• GIVEN TASK:
Reproduce every entry exactly, without alteration.

····················

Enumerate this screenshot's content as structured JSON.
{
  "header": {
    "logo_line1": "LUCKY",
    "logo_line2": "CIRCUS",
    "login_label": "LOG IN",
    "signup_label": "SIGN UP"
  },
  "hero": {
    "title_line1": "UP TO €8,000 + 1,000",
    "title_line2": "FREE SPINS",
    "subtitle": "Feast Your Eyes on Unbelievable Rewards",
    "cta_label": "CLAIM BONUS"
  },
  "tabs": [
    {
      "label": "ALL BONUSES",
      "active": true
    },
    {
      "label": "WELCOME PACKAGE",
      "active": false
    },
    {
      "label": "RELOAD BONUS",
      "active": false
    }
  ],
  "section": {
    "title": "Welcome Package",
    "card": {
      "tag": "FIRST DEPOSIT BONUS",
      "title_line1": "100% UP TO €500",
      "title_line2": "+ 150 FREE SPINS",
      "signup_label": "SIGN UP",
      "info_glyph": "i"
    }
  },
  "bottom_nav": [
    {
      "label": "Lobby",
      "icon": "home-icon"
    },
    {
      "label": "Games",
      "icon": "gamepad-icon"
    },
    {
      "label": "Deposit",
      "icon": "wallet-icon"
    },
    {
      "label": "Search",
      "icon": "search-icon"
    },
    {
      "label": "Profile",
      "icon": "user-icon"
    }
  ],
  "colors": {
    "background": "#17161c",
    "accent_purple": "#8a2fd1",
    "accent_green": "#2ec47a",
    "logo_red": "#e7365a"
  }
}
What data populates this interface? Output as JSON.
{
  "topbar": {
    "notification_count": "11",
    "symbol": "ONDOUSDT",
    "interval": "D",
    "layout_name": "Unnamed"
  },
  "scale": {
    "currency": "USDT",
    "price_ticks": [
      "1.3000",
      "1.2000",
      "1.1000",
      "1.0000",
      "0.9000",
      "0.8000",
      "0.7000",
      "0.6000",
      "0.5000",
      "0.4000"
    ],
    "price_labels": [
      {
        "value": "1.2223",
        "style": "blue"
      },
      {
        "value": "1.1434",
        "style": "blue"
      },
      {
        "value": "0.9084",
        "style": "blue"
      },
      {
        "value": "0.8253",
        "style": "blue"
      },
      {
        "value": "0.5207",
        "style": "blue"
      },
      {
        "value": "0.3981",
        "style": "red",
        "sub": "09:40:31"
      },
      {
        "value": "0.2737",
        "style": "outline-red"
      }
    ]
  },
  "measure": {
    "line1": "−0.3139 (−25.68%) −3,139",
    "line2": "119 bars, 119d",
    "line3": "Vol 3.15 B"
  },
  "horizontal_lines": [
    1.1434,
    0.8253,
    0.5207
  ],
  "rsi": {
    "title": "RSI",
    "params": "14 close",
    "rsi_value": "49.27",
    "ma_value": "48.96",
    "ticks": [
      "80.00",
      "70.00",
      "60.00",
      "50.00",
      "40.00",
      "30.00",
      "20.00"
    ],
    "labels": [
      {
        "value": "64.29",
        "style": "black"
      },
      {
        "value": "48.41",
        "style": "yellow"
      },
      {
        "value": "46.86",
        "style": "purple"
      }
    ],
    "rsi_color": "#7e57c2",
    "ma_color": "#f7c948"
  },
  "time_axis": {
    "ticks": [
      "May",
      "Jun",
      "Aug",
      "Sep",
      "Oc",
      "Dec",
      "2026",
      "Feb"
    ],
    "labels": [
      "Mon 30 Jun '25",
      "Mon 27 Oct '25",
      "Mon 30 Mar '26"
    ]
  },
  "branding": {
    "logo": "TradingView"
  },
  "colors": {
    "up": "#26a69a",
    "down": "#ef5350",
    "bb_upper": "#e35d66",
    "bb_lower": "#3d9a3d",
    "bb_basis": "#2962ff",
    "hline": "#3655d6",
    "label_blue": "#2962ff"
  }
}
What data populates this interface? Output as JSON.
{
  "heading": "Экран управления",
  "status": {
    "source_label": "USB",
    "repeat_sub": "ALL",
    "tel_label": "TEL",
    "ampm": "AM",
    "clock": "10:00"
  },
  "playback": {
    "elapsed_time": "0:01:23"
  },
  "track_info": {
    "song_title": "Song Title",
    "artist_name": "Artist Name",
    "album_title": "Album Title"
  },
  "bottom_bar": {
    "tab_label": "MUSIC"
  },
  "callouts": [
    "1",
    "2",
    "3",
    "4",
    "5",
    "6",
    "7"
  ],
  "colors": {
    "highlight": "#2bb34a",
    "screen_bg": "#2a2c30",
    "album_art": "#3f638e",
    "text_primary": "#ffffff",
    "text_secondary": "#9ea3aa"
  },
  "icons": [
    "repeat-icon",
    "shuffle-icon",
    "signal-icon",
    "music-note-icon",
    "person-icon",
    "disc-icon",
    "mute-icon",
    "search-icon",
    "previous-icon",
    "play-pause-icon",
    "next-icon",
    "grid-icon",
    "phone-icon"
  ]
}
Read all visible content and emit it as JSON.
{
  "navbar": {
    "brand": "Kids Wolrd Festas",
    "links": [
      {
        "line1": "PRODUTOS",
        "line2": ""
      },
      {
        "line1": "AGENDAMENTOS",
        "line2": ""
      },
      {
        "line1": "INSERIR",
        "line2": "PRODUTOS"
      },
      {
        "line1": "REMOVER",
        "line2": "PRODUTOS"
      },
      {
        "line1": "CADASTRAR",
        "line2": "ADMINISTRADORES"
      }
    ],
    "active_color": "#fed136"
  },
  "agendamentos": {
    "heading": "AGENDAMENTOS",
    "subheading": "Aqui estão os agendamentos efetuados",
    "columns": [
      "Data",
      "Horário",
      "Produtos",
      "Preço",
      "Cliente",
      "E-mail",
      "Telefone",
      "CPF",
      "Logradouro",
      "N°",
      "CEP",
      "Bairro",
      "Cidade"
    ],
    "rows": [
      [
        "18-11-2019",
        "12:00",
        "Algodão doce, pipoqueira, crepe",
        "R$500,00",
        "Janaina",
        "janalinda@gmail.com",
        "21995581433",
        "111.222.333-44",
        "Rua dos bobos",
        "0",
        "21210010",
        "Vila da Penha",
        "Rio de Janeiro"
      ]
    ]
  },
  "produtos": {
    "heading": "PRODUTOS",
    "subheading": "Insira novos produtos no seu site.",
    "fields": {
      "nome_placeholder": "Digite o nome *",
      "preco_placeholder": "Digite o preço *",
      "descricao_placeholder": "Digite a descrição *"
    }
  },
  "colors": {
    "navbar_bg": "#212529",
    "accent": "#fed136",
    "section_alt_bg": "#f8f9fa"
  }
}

····················

• RESPONSE BELOW:
Enumerate this screenshot's content as structured JSON.
{
  "header": {
    "logo_line1": "LUCKY",
    "logo_line2": "CIRCUS",
    "login_label": "LOG IN",
    "signup_label": "SIGN UP"
  },
  "hero": {
    "title_line1": "UP TO €8,000 + 1,000",
    "title_line2": "FREE SPINS",
    "subtitle": "Feast Your Eyes on Unbelievable Rewards",
    "cta_label": "CLAIM BONUS"
  },
  "tabs": [
    {
      "label": "ALL BONUSES",
      "active": true
    },
    {
      "label": "WELCOME PACKAGE",
      "active": false
    },
    {
      "label": "RELOAD BONUS",
      "active": false
    }
  ],
  "section": {
    "title": "Welcome Package",
    "card": {
      "tag": "FIRST DEPOSIT BONUS",
      "title_line1": "100% UP TO €500",
      "title_line2": "+ 150 FREE SPINS",
      "signup_label": "SIGN UP",
      "info_glyph": "i"
    }
  },
  "bottom_nav": [
    {
      "label": "Lobby",
      "icon": "home-icon"
    },
    {
      "label": "Games",
      "icon": "gamepad-icon"
    },
    {
      "label": "Deposit",
      "icon": "wallet-icon"
    },
    {
      "label": "Search",
      "icon": "search-icon"
    },
    {
      "label": "Profile",
      "icon": "user-icon"
    }
  ],
  "colors": {
    "background": "#17161c",
    "accent_purple": "#8a2fd1",
    "accent_green": "#2ec47a",
    "logo_red": "#e7365a"
  }
}
What data populates this interface? Output as JSON.
{
  "topbar": {
    "notification_count": "11",
    "symbol": "ONDOUSDT",
    "interval": "D",
    "layout_name": "Unnamed"
  },
  "scale": {
    "currency": "USDT",
    "price_ticks": [
      "1.3000",
      "1.2000",
      "1.1000",
      "1.0000",
      "0.9000",
      "0.8000",
      "0.7000",
      "0.6000",
      "0.5000",
      "0.4000"
    ],
    "price_labels": [
      {
        "value": "1.2223",
        "style": "blue"
      },
      {
        "value": "1.1434",
        "style": "blue"
      },
      {
        "value": "0.9084",
        "style": "blue"
      },
      {
        "value": "0.8253",
        "style": "blue"
      },
      {
        "value": "0.5207",
        "style": "blue"
      },
      {
        "value": "0.3981",
        "style": "red",
        "sub": "09:40:31"
      },
      {
        "value": "0.2737",
        "style": "outline-red"
      }
    ]
  },
  "measure": {
    "line1": "−0.3139 (−25.68%) −3,139",
    "line2": "119 bars, 119d",
    "line3": "Vol 3.15 B"
  },
  "horizontal_lines": [
    1.1434,
    0.8253,
    0.5207
  ],
  "rsi": {
    "title": "RSI",
    "params": "14 close",
    "rsi_value": "49.27",
    "ma_value": "48.96",
    "ticks": [
      "80.00",
      "70.00",
      "60.00",
      "50.00",
      "40.00",
      "30.00",
      "20.00"
    ],
    "labels": [
      {
        "value": "64.29",
        "style": "black"
      },
      {
        "value": "48.41",
        "style": "yellow"
      },
      {
        "value": "46.86",
        "style": "purple"
      }
    ],
    "rsi_color": "#7e57c2",
    "ma_color": "#f7c948"
  },
  "time_axis": {
    "ticks": [
      "May",
      "Jun",
      "Aug",
      "Sep",
      "Oc",
      "Dec",
      "2026",
      "Feb"
    ],
    "labels": [
      "Mon 30 Jun '25",
      "Mon 27 Oct '25",
      "Mon 30 Mar '26"
    ]
  },
  "branding": {
    "logo": "TradingView"
  },
  "colors": {
    "up": "#26a69a",
    "down": "#ef5350",
    "bb_upper": "#e35d66",
    "bb_lower": "#3d9a3d",
    "bb_basis": "#2962ff",
    "hline": "#3655d6",
    "label_blue": "#2962ff"
  }
}
What data populates this interface? Output as JSON.
{
  "heading": "Экран управления",
  "status": {
    "source_label": "USB",
    "repeat_sub": "ALL",
    "tel_label": "TEL",
    "ampm": "AM",
    "clock": "10:00"
  },
  "playback": {
    "elapsed_time": "0:01:23"
  },
  "track_info": {
    "song_title": "Song Title",
    "artist_name": "Artist Name",
    "album_title": "Album Title"
  },
  "bottom_bar": {
    "tab_label": "MUSIC"
  },
  "callouts": [
    "1",
    "2",
    "3",
    "4",
    "5",
    "6",
    "7"
  ],
  "colors": {
    "highlight": "#2bb34a",
    "screen_bg": "#2a2c30",
    "album_art": "#3f638e",
    "text_primary": "#ffffff",
    "text_secondary": "#9ea3aa"
  },
  "icons": [
    "repeat-icon",
    "shuffle-icon",
    "signal-icon",
    "music-note-icon",
    "person-icon",
    "disc-icon",
    "mute-icon",
    "search-icon",
    "previous-icon",
    "play-pause-icon",
    "next-icon",
    "grid-icon",
    "phone-icon"
  ]
}
Read all visible content and emit it as JSON.
{
  "navbar": {
    "brand": "Kids Wolrd Festas",
    "links": [
      {
        "line1": "PRODUTOS",
        "line2": ""
      },
      {
        "line1": "AGENDAMENTOS",
        "line2": ""
      },
      {
        "line1": "INSERIR",
        "line2": "PRODUTOS"
      },
      {
        "line1": "REMOVER",
        "line2": "PRODUTOS"
      },
      {
        "line1": "CADASTRAR",
        "line2": "ADMINISTRADORES"
      }
    ],
    "active_color": "#fed136"
  },
  "agendamentos": {
    "heading": "AGENDAMENTOS",
    "subheading": "Aqui estão os agendamentos efetuados",
    "columns": [
      "Data",
      "Horário",
      "Produtos",
      "Preço",
      "Cliente",
      "E-mail",
      "Telefone",
      "CPF",
      "Logradouro",
      "N°",
      "CEP",
      "Bairro",
      "Cidade"
    ],
    "rows": [
      [
        "18-11-2019",
        "12:00",
        "Algodão doce, pipoqueira, crepe",
        "R$500,00",
        "Janaina",
        "janalinda@gmail.com",
        "21995581433",
        "111.222.333-44",
        "Rua dos bobos",
        "0",
        "21210010",
        "Vila da Penha",
        "Rio de Janeiro"
      ]
    ]
  },
  "produtos": {
    "heading": "PRODUTOS",
    "subheading": "Insira novos produtos no seu site.",
    "fields": {
      "nome_placeholder": "Digite o nome *",
      "preco_placeholder": "Digite o preço *",
      "descricao_placeholder": "Digite a descrição *"
    }
  },
  "colors": {
    "navbar_bg": "#212529",
    "accent": "#fed136",
    "section_alt_bg": "#f8f9fa"
  }
}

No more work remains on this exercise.